[Extracted data entries]
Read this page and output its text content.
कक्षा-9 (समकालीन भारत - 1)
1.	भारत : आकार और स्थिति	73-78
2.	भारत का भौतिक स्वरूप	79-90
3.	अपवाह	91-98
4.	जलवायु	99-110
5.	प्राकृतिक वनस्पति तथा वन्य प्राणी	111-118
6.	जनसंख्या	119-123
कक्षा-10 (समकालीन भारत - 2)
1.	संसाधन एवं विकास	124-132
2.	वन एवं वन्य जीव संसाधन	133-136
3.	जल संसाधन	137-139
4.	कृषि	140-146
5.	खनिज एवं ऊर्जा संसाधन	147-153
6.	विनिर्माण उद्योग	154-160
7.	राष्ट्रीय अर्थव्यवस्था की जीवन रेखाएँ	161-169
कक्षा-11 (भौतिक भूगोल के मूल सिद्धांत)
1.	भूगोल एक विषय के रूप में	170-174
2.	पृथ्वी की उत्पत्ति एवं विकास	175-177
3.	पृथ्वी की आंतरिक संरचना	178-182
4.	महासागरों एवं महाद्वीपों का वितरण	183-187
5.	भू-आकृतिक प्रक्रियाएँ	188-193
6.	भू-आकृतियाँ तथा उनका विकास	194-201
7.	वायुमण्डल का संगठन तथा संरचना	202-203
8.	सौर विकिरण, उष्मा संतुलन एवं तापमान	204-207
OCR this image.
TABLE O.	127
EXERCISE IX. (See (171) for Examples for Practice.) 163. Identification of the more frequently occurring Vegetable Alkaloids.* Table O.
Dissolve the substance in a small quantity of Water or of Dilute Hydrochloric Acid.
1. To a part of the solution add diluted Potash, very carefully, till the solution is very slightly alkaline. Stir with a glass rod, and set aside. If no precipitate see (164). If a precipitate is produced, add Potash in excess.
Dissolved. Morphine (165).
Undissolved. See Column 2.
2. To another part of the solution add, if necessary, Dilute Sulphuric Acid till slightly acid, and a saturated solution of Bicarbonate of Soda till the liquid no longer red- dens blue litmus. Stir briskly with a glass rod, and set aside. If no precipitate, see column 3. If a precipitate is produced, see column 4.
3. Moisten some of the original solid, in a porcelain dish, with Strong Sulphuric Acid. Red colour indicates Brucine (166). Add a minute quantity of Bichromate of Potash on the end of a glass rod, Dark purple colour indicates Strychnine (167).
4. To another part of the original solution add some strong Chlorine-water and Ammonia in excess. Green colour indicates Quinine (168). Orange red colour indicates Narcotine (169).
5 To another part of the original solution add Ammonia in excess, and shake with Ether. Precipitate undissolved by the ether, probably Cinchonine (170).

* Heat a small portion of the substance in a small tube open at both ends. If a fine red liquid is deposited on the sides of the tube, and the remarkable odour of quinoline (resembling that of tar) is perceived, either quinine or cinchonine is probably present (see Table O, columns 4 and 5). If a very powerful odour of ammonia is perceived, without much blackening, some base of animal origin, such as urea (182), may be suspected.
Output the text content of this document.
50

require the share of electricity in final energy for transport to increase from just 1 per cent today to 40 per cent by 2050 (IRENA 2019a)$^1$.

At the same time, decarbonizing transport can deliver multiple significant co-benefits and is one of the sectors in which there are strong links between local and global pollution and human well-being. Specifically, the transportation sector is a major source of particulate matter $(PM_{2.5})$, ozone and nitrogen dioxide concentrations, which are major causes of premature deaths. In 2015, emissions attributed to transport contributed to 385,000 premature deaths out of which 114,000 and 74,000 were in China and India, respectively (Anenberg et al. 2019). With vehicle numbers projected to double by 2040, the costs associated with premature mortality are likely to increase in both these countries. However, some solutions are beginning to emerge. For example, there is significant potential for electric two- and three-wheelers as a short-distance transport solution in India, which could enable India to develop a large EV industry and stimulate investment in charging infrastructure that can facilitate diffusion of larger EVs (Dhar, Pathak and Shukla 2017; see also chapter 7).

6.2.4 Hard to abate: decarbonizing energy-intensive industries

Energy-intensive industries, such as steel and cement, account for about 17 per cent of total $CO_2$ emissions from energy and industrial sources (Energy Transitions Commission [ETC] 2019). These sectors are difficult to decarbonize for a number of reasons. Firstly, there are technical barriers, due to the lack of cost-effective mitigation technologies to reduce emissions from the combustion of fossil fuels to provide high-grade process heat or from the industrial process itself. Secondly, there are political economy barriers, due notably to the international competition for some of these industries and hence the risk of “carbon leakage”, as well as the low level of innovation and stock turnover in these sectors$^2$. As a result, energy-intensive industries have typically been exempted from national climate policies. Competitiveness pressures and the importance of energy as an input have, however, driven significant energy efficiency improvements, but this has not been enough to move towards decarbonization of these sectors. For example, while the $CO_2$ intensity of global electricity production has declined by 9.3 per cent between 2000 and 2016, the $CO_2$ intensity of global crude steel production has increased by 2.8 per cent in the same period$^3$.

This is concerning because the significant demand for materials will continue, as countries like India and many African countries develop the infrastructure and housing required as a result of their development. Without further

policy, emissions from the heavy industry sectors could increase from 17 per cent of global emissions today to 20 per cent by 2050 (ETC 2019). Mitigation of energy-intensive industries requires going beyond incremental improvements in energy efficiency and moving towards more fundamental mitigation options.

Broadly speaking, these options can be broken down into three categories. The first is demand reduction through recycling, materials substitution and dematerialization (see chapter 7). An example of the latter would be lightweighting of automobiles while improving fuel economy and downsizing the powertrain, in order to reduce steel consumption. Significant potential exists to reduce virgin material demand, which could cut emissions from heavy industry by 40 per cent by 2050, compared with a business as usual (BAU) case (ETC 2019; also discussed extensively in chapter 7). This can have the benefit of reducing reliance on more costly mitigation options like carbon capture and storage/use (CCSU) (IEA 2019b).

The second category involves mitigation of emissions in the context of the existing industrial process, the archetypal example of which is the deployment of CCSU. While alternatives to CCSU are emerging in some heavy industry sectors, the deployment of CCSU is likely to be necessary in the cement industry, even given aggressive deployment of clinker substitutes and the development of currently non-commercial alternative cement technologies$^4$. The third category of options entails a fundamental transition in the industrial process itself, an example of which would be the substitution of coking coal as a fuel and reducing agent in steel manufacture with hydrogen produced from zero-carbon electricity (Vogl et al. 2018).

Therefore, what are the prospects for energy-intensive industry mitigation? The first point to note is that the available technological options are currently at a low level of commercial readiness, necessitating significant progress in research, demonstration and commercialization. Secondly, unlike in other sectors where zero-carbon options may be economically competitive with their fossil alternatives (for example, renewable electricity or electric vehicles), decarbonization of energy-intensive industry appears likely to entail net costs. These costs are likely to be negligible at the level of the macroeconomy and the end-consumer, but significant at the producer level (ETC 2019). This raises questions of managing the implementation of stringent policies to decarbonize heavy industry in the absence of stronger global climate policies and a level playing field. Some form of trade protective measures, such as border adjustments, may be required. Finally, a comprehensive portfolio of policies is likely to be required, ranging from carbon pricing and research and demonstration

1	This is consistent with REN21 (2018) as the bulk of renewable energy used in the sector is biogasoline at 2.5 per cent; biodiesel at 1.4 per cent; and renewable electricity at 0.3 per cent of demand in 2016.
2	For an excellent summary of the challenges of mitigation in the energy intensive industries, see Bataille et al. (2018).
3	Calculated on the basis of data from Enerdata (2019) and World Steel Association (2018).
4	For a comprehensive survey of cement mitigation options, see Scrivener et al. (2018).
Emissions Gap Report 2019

> **Task to carry out**: Out of the material above, select every line that holds the string "quantity".

> **Answer in full**:
Dissolve the substance in a small quantity of Water or of Dilute Hydrochloric Acid.
3. Moisten some of the original solid, in a porcelain dish, with Strong Sulphuric Acid. Red colour indicates Brucine (166). Add a minute quantity of Bichromate of Potash on the end of a glass rod, Dark purple colour indicates Strychnine (167).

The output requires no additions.